WHAT YOU SHOULD DO: Write out the entire listing below exactly, with the pictures left out.
#####
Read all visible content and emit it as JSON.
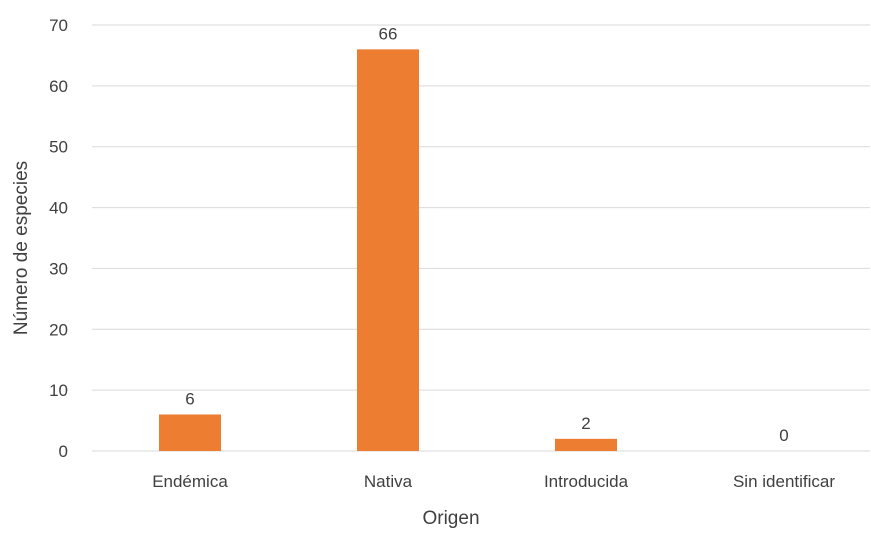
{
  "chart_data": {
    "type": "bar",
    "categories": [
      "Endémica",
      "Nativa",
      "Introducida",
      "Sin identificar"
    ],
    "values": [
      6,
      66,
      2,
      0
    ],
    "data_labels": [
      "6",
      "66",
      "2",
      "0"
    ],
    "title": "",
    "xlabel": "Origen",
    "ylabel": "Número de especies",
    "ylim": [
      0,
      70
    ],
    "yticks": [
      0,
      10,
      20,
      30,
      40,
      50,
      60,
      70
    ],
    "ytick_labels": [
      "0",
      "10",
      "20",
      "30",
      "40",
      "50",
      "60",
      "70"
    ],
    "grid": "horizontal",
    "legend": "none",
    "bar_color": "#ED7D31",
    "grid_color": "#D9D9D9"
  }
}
#####
RESPONSE BELOW:
Read all visible content and emit it as JSON.
{
  "chart_data": {
    "type": "bar",
    "categories": [
      "Endémica",
      "Nativa",
      "Introducida",
      "Sin identificar"
    ],
    "values": [
      6,
      66,
      2,
      0
    ],
    "data_labels": [
      "6",
      "66",
      "2",
      "0"
    ],
    "title": "",
    "xlabel": "Origen",
    "ylabel": "Número de especies",
    "ylim": [
      0,
      70
    ],
    "yticks": [
      0,
      10,
      20,
      30,
      40,
      50,
      60,
      70
    ],
    "ytick_labels": [
      "0",
      "10",
      "20",
      "30",
      "40",
      "50",
      "60",
      "70"
    ],
    "grid": "horizontal",
    "legend": "none",
    "bar_color": "#ED7D31",
    "grid_color": "#D9D9D9"
  }
}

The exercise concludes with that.